Extracted records
= = = =

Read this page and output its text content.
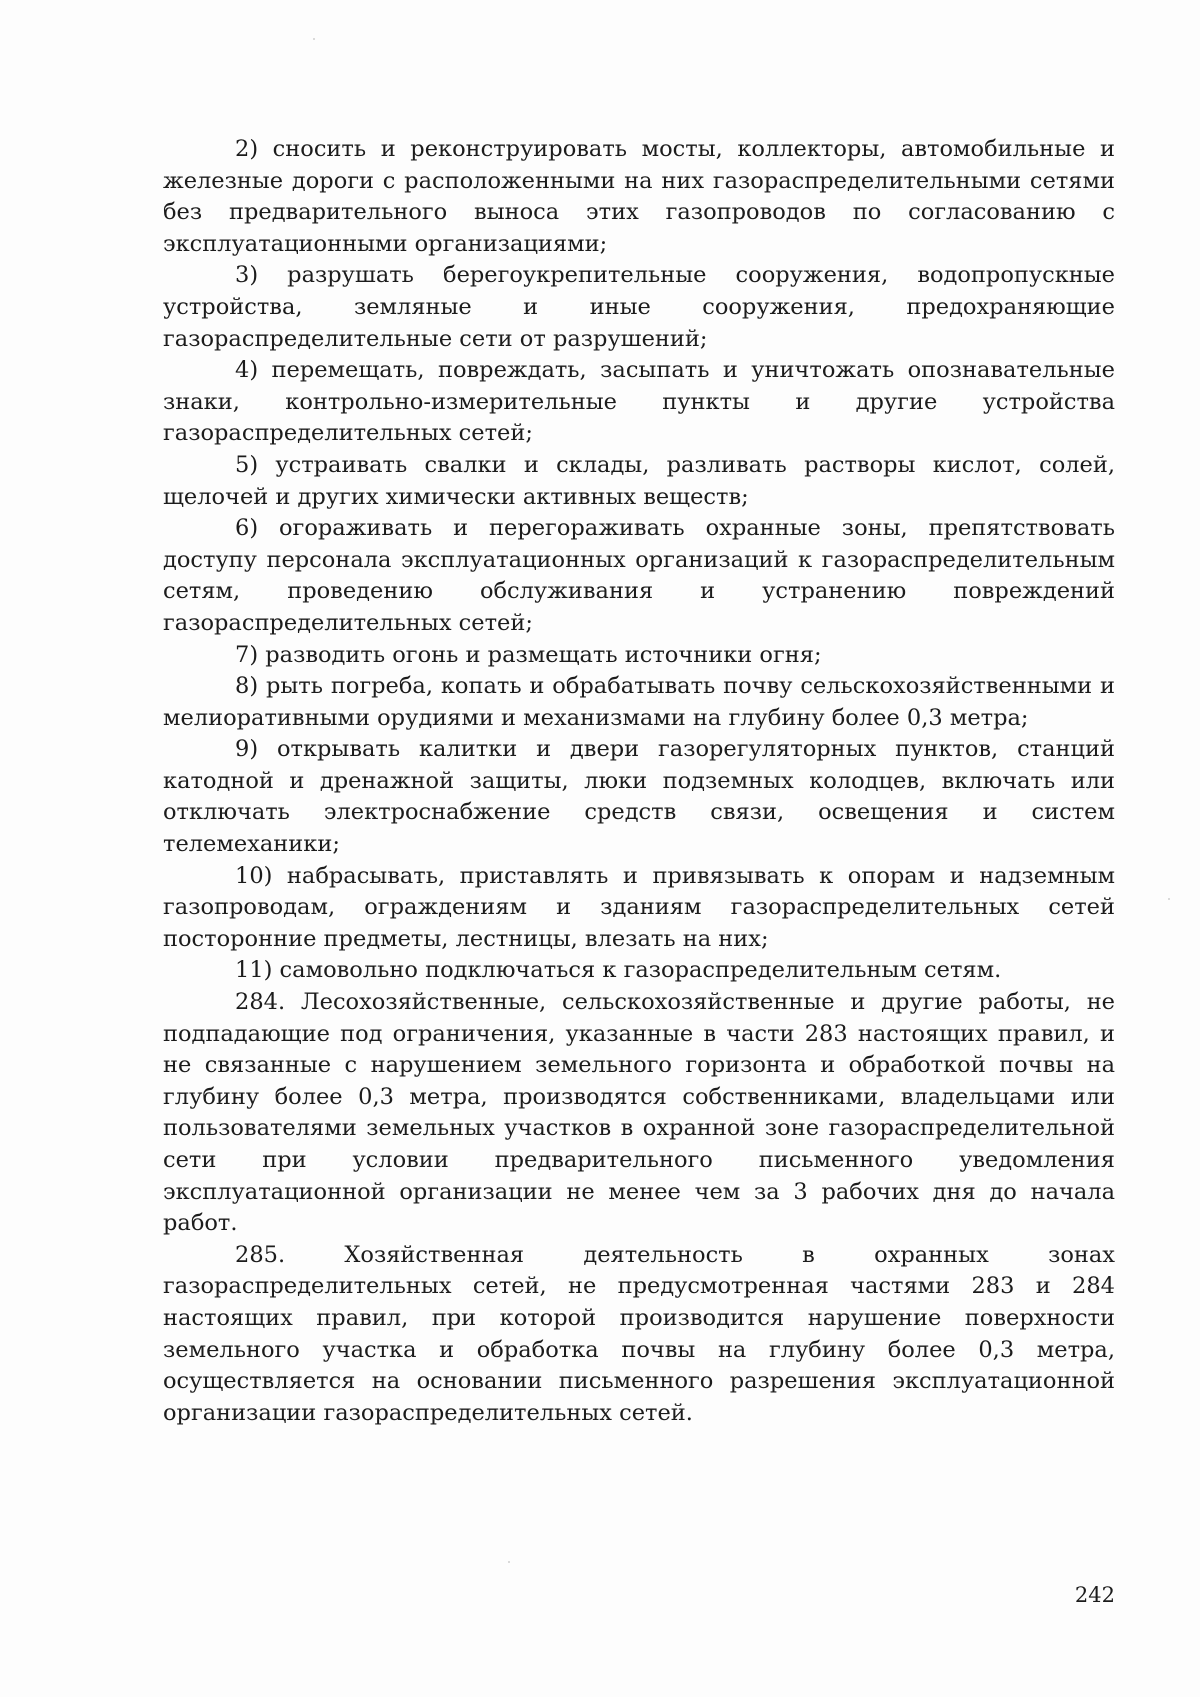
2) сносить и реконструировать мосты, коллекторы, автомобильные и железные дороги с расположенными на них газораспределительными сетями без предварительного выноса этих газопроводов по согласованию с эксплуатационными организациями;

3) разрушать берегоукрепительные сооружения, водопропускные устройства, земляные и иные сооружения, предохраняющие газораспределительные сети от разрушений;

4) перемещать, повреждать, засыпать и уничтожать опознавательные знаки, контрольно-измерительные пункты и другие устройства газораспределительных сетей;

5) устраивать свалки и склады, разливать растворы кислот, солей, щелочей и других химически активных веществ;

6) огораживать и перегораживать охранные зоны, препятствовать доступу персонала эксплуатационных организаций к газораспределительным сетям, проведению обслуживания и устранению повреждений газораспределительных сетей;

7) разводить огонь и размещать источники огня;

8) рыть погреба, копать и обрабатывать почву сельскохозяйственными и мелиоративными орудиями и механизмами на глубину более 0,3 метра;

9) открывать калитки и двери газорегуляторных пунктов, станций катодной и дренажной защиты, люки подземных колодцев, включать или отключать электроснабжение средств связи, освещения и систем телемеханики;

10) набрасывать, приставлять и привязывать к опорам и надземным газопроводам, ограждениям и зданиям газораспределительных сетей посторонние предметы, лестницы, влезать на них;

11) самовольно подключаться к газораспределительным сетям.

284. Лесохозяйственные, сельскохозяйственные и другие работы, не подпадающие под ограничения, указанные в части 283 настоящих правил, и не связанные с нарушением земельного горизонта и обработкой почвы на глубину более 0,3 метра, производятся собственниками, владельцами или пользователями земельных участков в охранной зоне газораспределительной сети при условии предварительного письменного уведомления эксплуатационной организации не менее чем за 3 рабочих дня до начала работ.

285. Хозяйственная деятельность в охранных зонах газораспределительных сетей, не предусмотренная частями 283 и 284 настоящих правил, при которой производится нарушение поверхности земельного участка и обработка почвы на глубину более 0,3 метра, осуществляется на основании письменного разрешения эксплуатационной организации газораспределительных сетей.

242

= = = =

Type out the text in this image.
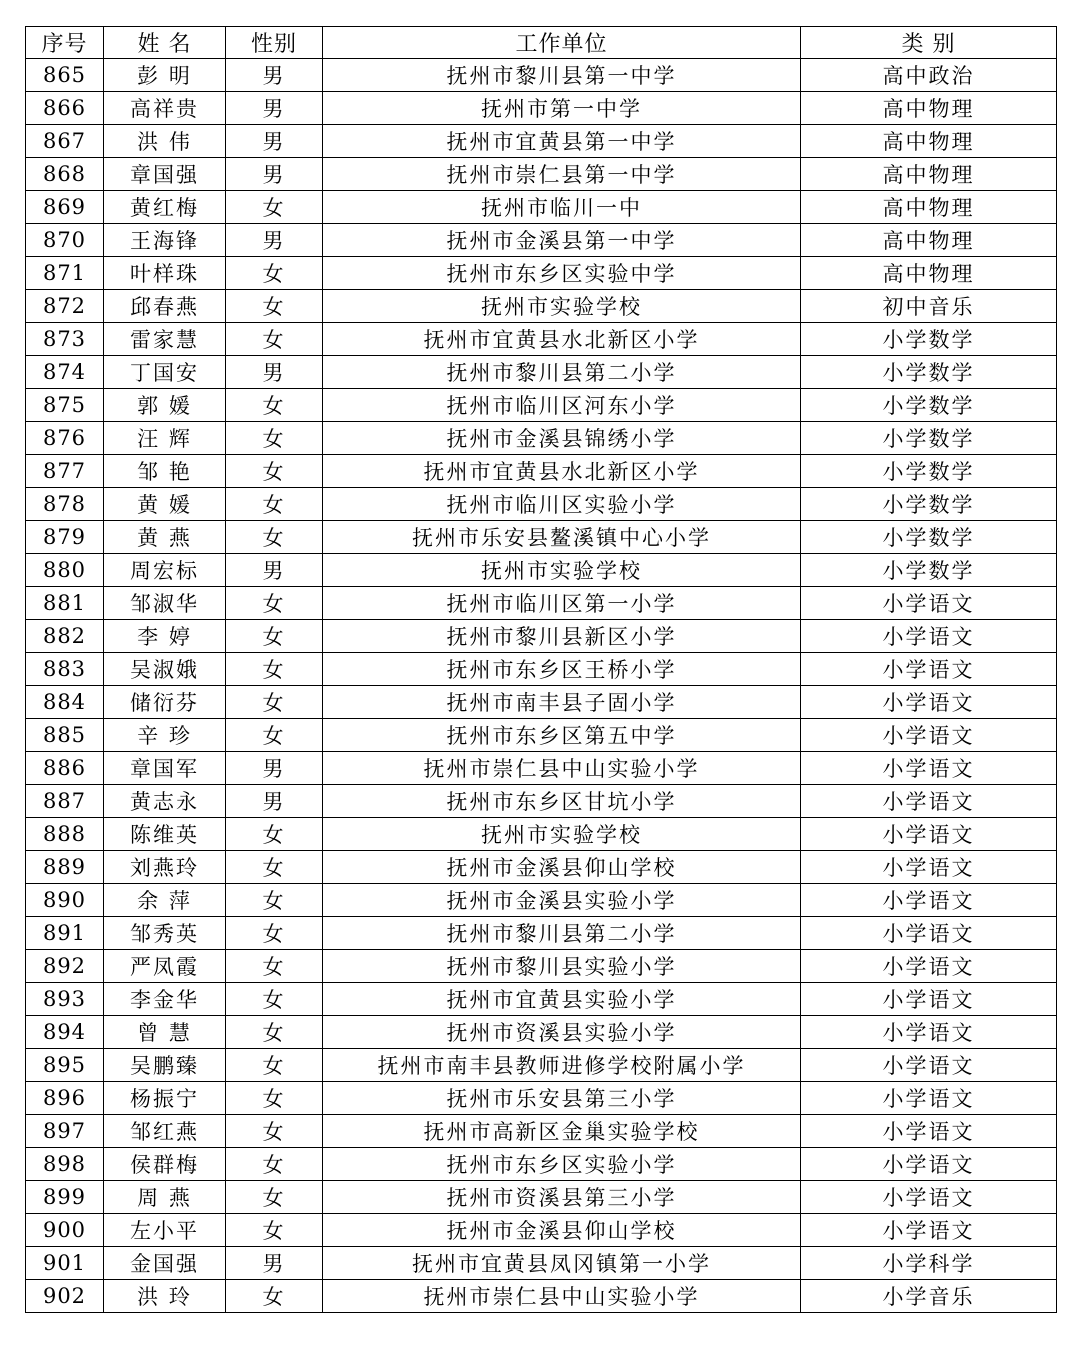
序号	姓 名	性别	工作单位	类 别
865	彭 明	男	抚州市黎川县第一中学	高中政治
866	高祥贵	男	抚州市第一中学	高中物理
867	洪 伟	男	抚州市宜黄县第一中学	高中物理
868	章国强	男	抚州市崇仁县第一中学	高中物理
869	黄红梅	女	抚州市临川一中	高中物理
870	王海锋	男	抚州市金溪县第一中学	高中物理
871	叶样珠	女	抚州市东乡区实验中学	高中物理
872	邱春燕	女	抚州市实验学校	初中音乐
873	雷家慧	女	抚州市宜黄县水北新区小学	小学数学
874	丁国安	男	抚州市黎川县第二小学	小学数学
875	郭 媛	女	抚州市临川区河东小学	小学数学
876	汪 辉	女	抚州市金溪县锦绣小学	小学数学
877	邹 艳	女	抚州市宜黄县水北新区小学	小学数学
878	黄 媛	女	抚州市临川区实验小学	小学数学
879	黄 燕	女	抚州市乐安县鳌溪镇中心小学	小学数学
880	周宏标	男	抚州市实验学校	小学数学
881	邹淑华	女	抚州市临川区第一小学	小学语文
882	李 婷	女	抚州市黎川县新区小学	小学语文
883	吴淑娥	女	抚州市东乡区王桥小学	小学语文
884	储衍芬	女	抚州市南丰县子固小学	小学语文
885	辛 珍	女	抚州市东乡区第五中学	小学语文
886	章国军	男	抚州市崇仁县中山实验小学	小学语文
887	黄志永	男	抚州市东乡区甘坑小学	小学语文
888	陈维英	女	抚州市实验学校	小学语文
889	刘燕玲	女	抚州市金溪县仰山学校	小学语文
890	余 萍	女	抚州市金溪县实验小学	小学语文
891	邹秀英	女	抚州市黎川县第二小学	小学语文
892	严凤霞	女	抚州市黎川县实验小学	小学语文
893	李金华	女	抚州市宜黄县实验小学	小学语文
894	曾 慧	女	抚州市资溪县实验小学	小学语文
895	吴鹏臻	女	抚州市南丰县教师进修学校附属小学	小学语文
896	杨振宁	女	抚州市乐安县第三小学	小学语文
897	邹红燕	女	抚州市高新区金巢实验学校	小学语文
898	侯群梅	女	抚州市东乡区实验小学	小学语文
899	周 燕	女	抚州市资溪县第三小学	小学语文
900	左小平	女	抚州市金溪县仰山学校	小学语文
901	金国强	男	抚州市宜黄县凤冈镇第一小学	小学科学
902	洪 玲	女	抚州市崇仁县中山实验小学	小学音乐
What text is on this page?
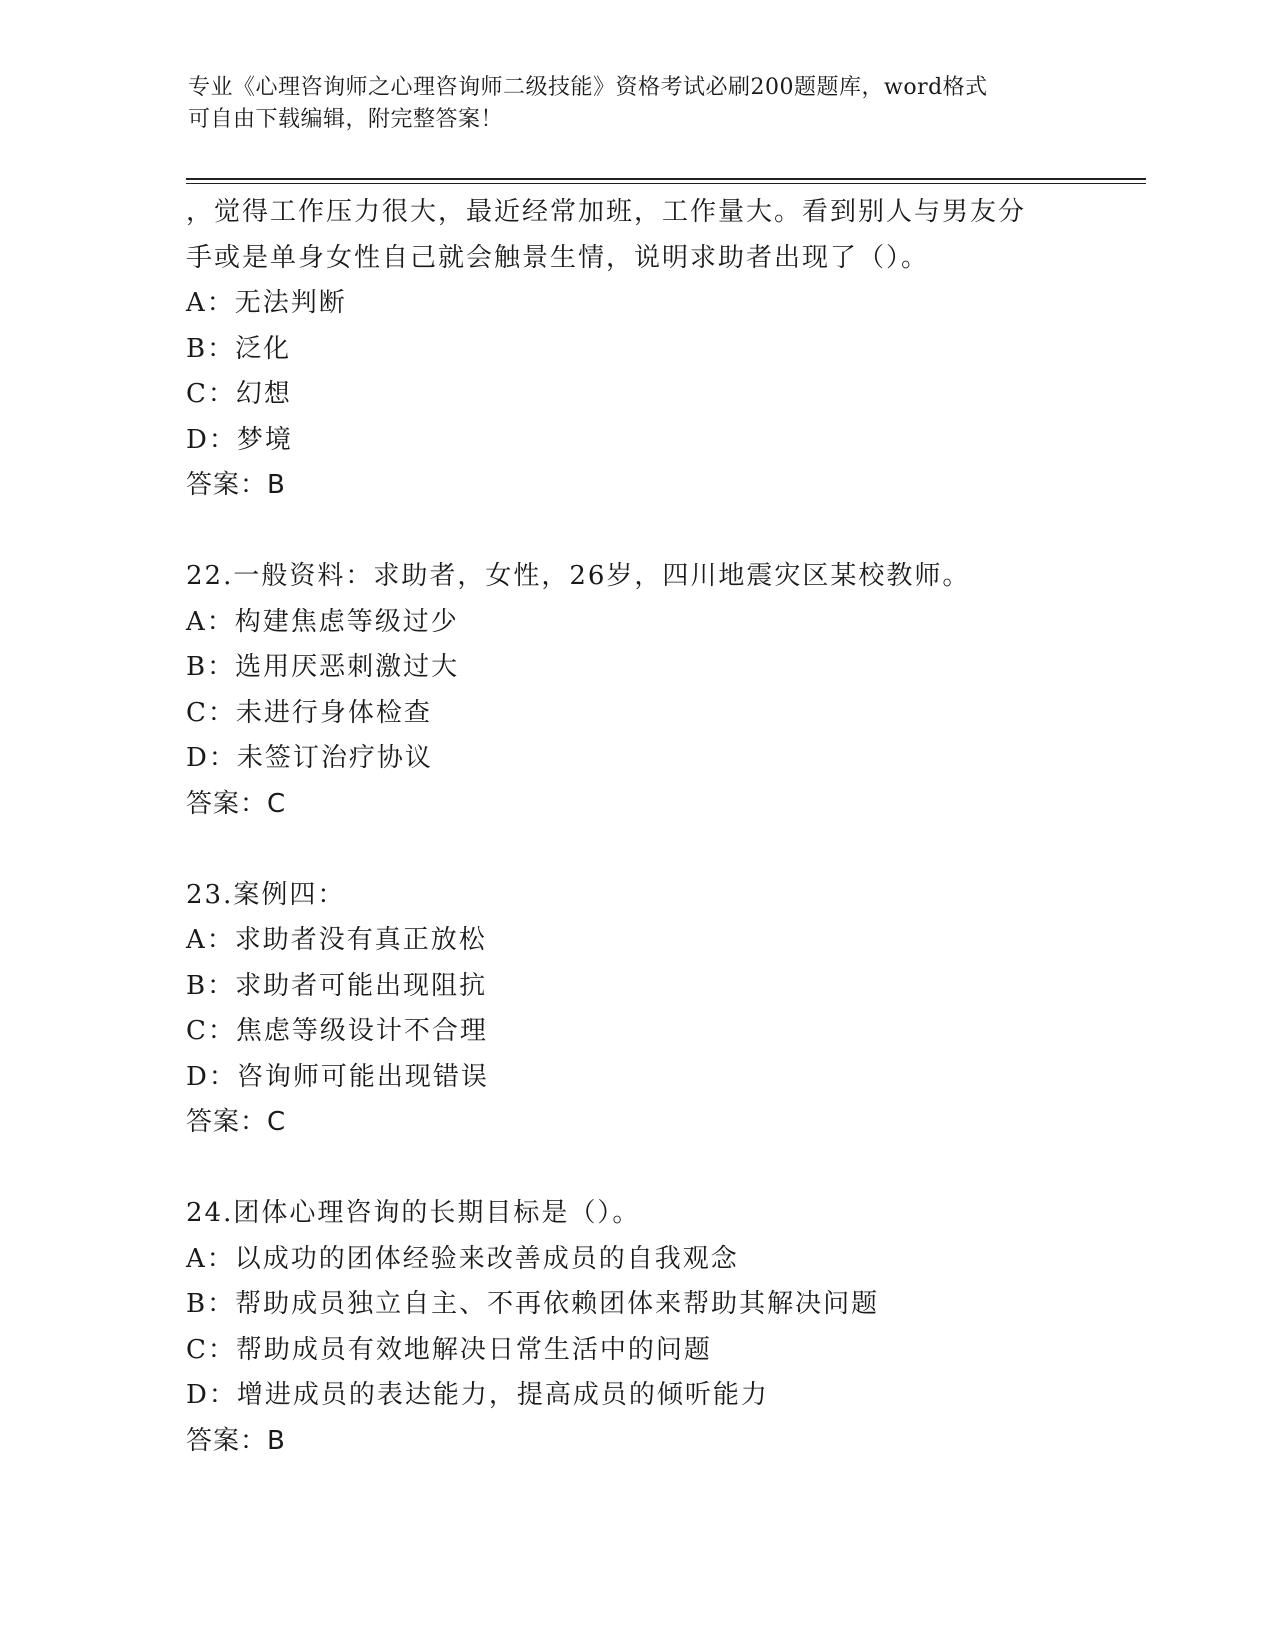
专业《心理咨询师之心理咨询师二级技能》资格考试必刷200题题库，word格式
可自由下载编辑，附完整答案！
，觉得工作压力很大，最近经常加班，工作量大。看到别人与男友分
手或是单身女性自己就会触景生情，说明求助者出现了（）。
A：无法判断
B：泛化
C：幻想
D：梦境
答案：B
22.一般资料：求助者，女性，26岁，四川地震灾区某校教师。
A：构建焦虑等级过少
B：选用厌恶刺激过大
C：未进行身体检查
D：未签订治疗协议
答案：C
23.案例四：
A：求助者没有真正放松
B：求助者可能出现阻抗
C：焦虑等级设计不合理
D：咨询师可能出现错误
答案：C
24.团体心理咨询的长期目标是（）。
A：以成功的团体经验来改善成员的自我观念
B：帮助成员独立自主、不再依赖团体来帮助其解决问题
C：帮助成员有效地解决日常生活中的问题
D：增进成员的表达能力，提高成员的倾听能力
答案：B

= = = =

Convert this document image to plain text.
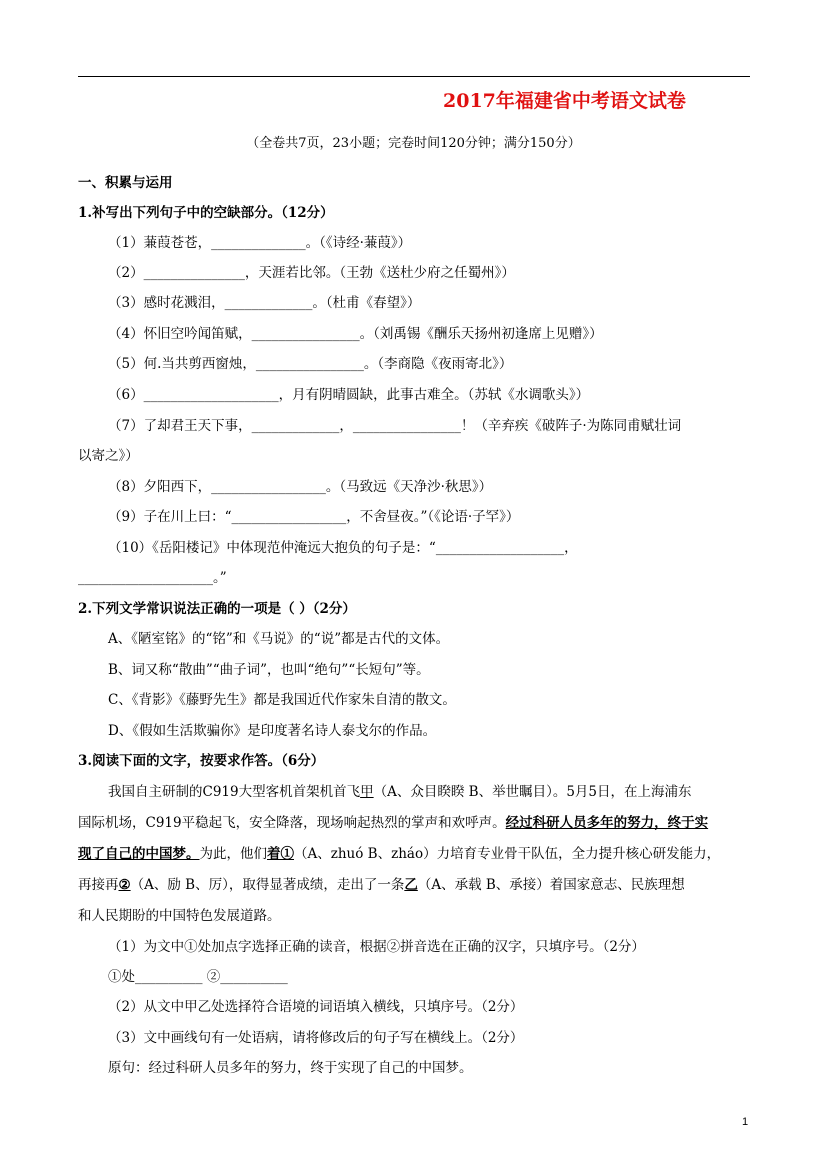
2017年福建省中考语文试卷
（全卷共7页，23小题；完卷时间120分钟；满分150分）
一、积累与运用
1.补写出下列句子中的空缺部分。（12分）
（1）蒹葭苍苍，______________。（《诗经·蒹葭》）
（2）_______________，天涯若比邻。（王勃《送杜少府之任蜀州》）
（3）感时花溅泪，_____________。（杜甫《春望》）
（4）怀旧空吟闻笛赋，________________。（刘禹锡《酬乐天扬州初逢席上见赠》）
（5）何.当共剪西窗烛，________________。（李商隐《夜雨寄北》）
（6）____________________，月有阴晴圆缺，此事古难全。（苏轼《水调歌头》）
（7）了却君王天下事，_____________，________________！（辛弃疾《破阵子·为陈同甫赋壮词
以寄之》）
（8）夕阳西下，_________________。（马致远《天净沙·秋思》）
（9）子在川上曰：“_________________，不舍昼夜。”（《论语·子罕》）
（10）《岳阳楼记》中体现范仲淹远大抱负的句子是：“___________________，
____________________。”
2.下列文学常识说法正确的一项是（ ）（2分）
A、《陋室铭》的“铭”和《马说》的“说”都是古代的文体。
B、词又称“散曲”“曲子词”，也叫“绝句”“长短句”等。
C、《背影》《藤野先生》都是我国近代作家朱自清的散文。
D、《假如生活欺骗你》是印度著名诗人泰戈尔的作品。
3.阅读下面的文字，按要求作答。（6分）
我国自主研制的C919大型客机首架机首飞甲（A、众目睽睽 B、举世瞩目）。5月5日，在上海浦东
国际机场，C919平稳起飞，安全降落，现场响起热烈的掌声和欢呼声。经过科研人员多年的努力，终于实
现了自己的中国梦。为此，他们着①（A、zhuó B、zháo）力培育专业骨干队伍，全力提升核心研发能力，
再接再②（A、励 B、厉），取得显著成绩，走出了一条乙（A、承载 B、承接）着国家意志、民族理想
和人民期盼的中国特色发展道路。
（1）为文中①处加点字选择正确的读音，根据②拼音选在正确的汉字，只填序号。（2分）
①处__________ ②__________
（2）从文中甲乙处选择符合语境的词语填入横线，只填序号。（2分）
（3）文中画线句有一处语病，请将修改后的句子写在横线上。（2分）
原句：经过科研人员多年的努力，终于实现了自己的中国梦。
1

= = = =

* Task description
From the entries above, pull out each line that includes "高中物理".

* Task output
866	高祥贵	男	抚州市第一中学	高中物理
867	洪 伟	男	抚州市宜黄县第一中学	高中物理
868	章国强	男	抚州市崇仁县第一中学	高中物理
869	黄红梅	女	抚州市临川一中	高中物理
870	王海锋	男	抚州市金溪县第一中学	高中物理
871	叶样珠	女	抚州市东乡区实验中学	高中物理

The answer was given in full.